— start —

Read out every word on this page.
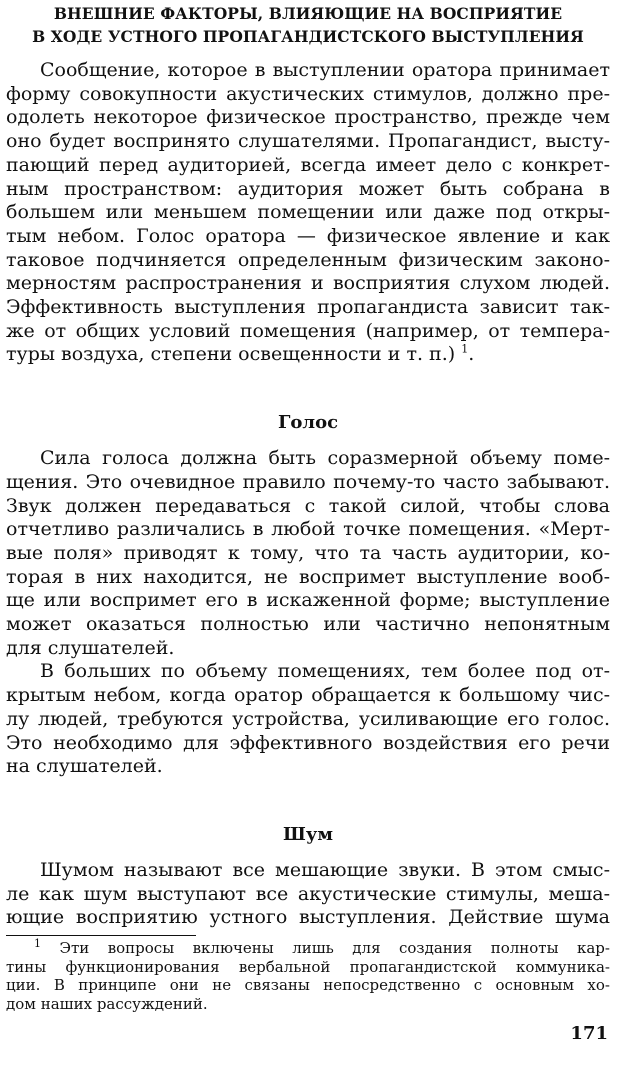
ВНЕШНИЕ ФАКТОРЫ, ВЛИЯЮЩИЕ НА ВОСПРИЯТИЕ
В ХОДЕ УСТНОГО ПРОПАГАНДИСТСКОГО ВЫСТУПЛЕНИЯ

Сообщение, которое в выступлении оратора принимает
форму совокупности акустических стимулов, должно пре-
одолеть некоторое физическое пространство, прежде чем
оно будет воспринято слушателями. Пропагандист, высту-
пающий перед аудиторией, всегда имеет дело с конкрет-
ным пространством: аудитория может быть собрана в
большем или меньшем помещении или даже под откры-
тым небом. Голос оратора — физическое явление и как
таковое подчиняется определенным физическим законо-
мерностям распространения и восприятия слухом людей.
Эффективность выступления пропагандиста зависит так-
же от общих условий помещения (например, от темпера-
туры воздуха, степени освещенности и т. п.) $^1$.

Голос

Сила голоса должна быть соразмерной объему поме-
щения. Это очевидное правило почему-то часто забывают.
Звук должен передаваться с такой силой, чтобы слова
отчетливо различались в любой точке помещения. «Мерт-
вые поля» приводят к тому, что та часть аудитории, ко-
торая в них находится, не воспримет выступление вооб-
ще или воспримет его в искаженной форме; выступление
может оказаться полностью или частично непонятным
для слушателей.

В больших по объему помещениях, тем более под от-
крытым небом, когда оратор обращается к большому чис-
лу людей, требуются устройства, усиливающие его голос.
Это необходимо для эффективного воздействия его речи
на слушателей.

Шум

Шумом называют все мешающие звуки. В этом смыс-
ле как шум выступают все акустические стимулы, меша-
ющие восприятию устного выступления. Действие шума

$^1$ Эти вопросы включены лишь для создания полноты кар-
тины функционирования вербальной пропагандистской коммуника-
ции. В принципе они не связаны непосредственно с основным хо-
дом наших рассуждений.

171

— end —

Goal of the exercise – Report how many lines in the data contain the word "может", with no words besides the number.

Written answer – 2